Exercice proposé 1 » Résumez en deux phrases le texte sur l'exposition Velázquez au Grand Palais.
Exercice proposé 2 » Reprenez le texte sur l'exposition Velázquez au Grand Palais à la suite de sa dernière phrase.

=== Texte extrait ===

Velázquez au Grand Palais

Velázquez au Grand PalaisLa chose peut paraître surprenante, mais elle est pourtant vraie : c’est la première fois qu’est montée à Paris une exposition consacrée à Diego Velázquez.
Un peu comme si le grand maître espagnol était appelé à ne pas sortir de son pays, à l’image de ce qui se passe pour ses œuvres conservées au musée du Prado de Madrid, prêtées dans la limite de sept tableaux à la fois.
Lui-même, de son vivant, n’est jamais venu à Paris, préférant comme unique séjour hors de son pays, se rendre en Italie, à deux reprises, pour aller chercher le secret des grands génies de la Renaissance. Ajoutons que la France ne possède de lui que deux tableaux, l’un à Rouen, l’autre à Orléans – plus quelques attributions.

=== Section des données ===

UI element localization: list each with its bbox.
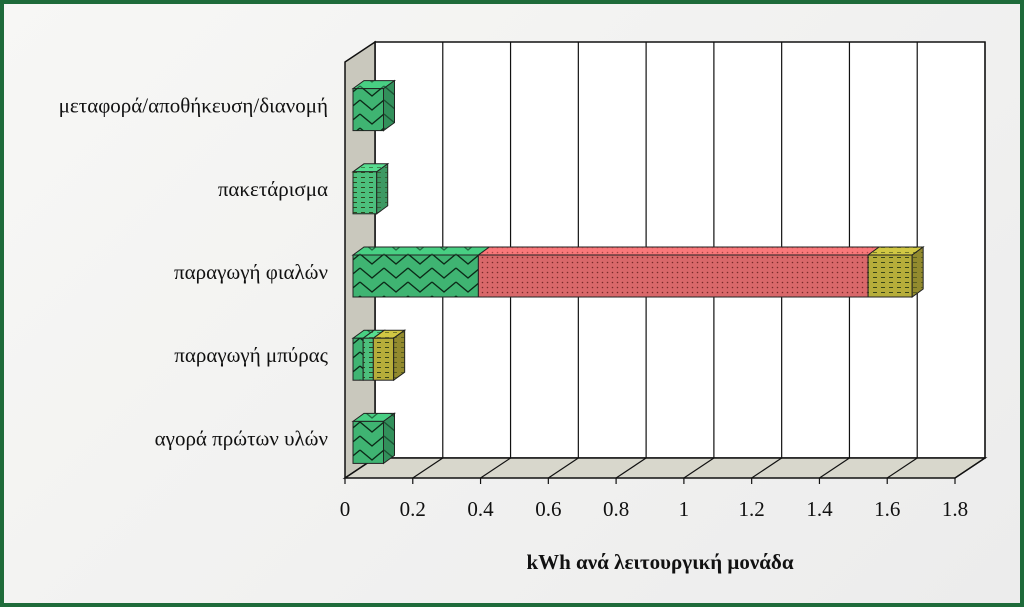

===

Réponse rédigée 1 » Pour la première fois, une exposition consacrée à Diego Velázquez est montée à Paris, comme si le maître espagnol devait rester dans son pays, à l'image de ses œuvres du Prado, qui ne sont prêtées que sept à la fois. De son vivant, il n'est jamais venu à Paris et n'a quitté l'Espagne que pour deux séjours en Italie, et la France ne possède de lui que deux tableaux, à Rouen et à Orléans, plus quelques attributions.

Réponse rédigée 2 »
Une exposition qui permet de comprendre un itinéraire

Si la majorité des toiles de Velázquez se trouvent bien au Prado, telles les Ménines que, par choix, le commissaire de l’exposition, Guillaume Kientz, n’a pas souhaité retenir, d’autres sont conservés en divers lieux d’Europe et du Monde, tels le chef d’œuvre exposé à Londres, La Toilette, encore appelé Le Nu au miroir, ou le Portrait de l’infante Marguerite en bleu (utilisé pour l’affiche de l’exposition) que l’on peut admirer au Kunsthistoriches Museum de Vienne, tous deux exposés ici.
Le nombre de toiles attribuées à Velázquez n’est pas très élevé (environ 120) ; près de la moitié sont réunies pour l’exposition du Grand Palais.
Ce qui permet de se faire une idée assez juste de l’homme, de suivre son itinéraire personnel, de comprendre son évolution et ses préférences.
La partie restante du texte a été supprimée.